▶ **Task brief**
All lines in which the word "Microsoft" occurs are to be extracted.

::::

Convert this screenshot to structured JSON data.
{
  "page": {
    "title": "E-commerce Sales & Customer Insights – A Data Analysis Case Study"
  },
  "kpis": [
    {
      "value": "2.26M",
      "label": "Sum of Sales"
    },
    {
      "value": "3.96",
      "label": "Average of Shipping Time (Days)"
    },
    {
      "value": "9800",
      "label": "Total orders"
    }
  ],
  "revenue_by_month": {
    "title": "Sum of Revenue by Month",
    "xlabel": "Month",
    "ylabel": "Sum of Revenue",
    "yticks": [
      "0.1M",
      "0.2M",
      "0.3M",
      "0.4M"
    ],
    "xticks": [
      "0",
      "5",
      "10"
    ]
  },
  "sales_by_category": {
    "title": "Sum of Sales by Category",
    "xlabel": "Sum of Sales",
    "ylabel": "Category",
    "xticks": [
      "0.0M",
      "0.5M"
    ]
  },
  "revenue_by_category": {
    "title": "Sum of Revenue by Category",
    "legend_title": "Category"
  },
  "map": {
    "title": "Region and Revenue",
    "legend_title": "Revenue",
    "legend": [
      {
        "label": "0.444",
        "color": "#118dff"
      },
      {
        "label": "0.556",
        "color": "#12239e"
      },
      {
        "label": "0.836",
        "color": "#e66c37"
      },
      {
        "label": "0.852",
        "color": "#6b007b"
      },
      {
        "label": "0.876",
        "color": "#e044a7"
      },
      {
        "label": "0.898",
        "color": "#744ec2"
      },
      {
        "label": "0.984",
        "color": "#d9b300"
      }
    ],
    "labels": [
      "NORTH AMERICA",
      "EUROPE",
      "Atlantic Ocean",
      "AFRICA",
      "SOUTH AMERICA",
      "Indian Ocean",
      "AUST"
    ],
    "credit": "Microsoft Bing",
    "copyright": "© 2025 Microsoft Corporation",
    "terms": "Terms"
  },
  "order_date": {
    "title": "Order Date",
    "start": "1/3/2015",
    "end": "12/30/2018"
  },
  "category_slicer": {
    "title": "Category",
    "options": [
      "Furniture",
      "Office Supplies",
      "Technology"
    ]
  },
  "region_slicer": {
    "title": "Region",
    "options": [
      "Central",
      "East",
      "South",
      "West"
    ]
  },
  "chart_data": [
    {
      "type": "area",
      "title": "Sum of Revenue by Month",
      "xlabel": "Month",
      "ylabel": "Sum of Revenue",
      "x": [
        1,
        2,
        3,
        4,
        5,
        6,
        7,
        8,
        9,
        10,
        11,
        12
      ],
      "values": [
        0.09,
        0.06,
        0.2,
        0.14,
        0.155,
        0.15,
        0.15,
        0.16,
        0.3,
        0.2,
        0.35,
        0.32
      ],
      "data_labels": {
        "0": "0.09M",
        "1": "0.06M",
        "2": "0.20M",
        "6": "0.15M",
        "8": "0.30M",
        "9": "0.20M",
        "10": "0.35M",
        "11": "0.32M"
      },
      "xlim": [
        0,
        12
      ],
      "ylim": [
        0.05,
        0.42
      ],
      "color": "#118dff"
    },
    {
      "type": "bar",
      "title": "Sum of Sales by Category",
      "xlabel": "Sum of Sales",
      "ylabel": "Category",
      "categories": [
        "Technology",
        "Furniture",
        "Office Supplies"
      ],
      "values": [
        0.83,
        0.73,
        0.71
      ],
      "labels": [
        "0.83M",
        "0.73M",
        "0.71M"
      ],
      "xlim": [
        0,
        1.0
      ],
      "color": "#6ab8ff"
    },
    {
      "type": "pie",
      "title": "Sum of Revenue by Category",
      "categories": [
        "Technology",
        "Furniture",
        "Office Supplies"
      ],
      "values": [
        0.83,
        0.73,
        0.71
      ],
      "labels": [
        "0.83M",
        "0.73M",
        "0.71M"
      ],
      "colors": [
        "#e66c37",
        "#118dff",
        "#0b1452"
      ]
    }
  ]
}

::::

▶ **Solution below**
    "credit": "Microsoft Bing",
    "copyright": "© 2025 Microsoft Corporation",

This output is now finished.